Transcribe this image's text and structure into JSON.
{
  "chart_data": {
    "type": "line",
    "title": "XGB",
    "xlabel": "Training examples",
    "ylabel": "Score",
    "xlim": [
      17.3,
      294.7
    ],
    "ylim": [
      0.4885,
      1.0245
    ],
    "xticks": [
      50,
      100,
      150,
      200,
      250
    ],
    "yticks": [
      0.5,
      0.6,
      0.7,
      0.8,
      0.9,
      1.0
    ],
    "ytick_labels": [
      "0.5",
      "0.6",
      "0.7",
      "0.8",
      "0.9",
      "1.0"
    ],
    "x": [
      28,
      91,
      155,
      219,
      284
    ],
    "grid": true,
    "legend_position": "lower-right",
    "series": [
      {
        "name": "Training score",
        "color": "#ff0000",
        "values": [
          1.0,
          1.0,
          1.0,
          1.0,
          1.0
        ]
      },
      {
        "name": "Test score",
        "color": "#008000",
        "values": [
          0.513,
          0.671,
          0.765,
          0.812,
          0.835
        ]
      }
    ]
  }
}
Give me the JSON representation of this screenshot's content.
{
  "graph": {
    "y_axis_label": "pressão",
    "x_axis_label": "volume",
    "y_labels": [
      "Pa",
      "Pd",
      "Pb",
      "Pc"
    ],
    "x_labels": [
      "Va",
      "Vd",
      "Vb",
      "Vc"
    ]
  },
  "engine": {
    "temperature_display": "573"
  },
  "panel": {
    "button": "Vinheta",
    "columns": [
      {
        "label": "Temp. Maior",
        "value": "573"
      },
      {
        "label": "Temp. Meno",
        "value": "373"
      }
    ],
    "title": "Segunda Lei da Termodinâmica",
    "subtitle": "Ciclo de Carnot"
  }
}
::::::
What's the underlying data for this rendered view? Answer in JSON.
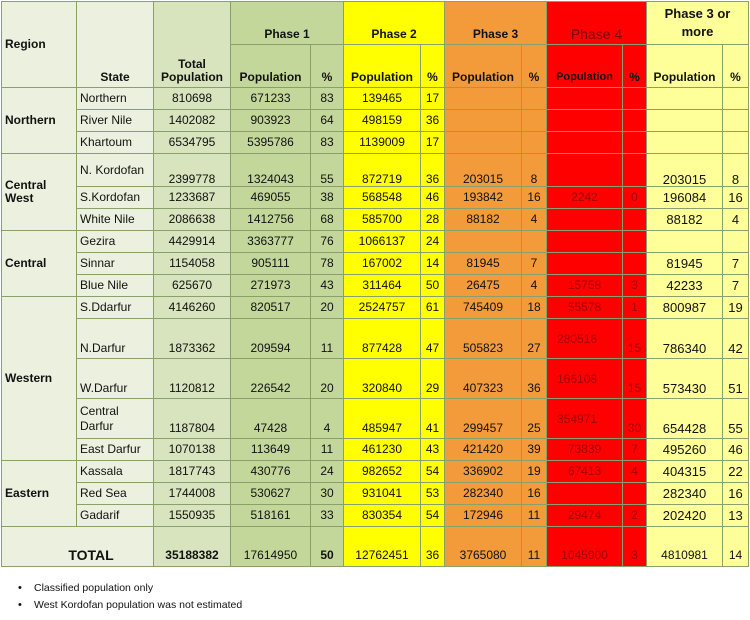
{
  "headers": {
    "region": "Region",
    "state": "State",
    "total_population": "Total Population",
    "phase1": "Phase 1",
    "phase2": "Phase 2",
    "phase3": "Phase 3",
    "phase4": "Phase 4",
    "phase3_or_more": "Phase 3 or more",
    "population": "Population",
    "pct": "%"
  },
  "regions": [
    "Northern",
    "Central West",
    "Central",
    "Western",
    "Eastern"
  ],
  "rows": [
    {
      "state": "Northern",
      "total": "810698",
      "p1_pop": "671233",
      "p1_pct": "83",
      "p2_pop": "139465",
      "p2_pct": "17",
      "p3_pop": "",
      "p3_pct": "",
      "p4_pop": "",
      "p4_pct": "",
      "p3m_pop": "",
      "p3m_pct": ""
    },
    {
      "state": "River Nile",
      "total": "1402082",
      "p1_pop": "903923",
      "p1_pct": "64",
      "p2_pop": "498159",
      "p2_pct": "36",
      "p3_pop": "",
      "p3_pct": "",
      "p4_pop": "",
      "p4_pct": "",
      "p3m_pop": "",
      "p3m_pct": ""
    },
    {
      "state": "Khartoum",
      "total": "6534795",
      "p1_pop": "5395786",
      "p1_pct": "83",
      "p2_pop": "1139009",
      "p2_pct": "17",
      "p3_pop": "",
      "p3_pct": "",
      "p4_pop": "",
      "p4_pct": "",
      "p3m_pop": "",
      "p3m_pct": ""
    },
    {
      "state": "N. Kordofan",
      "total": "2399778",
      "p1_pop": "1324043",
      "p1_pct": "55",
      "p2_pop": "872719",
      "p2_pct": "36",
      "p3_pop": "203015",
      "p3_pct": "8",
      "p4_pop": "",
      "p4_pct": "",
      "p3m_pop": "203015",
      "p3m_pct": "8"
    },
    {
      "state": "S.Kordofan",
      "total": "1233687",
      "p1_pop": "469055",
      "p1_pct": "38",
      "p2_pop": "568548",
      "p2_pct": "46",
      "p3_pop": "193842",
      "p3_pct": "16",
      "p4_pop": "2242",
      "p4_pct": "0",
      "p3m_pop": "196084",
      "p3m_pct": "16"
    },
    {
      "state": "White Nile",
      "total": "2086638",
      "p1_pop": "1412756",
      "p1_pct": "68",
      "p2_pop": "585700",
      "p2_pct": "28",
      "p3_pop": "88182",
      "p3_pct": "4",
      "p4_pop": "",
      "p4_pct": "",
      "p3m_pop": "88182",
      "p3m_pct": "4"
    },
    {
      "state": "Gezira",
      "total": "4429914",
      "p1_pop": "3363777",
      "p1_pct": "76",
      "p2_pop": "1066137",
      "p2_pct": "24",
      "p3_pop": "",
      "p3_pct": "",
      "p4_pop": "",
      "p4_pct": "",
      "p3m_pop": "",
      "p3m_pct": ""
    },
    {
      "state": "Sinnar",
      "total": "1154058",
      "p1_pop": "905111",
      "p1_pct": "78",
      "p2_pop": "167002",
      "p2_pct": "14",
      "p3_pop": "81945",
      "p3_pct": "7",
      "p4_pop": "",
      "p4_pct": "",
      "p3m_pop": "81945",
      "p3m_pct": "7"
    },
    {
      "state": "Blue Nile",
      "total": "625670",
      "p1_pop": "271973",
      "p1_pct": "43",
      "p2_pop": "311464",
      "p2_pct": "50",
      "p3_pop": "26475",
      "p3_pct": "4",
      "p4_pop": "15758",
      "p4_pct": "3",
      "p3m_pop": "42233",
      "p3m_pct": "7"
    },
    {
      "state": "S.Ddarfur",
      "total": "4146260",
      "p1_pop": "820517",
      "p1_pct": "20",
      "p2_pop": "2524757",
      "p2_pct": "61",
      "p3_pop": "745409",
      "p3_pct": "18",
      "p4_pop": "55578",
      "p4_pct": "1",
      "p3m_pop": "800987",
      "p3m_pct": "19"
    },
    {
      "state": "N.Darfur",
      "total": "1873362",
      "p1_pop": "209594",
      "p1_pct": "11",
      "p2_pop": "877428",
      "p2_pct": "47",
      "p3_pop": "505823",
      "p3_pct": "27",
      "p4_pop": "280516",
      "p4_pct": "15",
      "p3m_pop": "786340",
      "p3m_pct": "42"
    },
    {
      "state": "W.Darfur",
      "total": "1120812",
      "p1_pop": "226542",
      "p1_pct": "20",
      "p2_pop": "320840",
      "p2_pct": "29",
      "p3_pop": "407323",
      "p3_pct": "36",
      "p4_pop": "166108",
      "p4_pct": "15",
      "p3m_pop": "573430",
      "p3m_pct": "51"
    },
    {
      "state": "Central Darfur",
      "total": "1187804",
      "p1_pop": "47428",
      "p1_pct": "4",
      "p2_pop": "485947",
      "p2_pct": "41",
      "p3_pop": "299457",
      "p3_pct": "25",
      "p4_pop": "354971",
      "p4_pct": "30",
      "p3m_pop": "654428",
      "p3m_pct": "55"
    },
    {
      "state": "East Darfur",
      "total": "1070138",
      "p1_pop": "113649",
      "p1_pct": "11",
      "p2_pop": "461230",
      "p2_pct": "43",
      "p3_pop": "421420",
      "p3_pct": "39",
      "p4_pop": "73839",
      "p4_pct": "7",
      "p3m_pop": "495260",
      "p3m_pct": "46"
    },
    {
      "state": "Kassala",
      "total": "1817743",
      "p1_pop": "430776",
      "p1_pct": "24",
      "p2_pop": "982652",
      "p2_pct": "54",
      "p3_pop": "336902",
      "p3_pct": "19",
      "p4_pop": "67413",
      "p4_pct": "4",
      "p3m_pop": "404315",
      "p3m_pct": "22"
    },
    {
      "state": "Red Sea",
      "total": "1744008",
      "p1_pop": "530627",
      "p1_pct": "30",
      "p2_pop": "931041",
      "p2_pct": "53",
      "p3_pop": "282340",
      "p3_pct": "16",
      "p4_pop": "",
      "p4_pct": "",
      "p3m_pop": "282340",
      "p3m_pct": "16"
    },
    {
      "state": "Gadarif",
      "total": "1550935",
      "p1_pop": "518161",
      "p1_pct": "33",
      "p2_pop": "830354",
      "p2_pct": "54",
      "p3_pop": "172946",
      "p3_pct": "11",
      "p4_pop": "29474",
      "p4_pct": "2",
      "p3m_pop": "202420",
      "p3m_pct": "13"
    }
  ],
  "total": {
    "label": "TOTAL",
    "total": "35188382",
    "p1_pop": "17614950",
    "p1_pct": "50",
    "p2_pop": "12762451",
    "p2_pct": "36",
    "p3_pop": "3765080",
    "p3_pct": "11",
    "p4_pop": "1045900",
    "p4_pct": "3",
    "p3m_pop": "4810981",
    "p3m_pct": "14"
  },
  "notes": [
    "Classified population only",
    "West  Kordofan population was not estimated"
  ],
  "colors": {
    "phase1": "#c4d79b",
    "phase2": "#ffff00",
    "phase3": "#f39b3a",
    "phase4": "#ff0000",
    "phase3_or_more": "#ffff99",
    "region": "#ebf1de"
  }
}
::::::
**WORK TO COMPLETE**
Whichever lines contain the string "Central", select and copy them.

**TASK RESULT**
    "Central West",
    "Central",
      "state": "Central Darfur",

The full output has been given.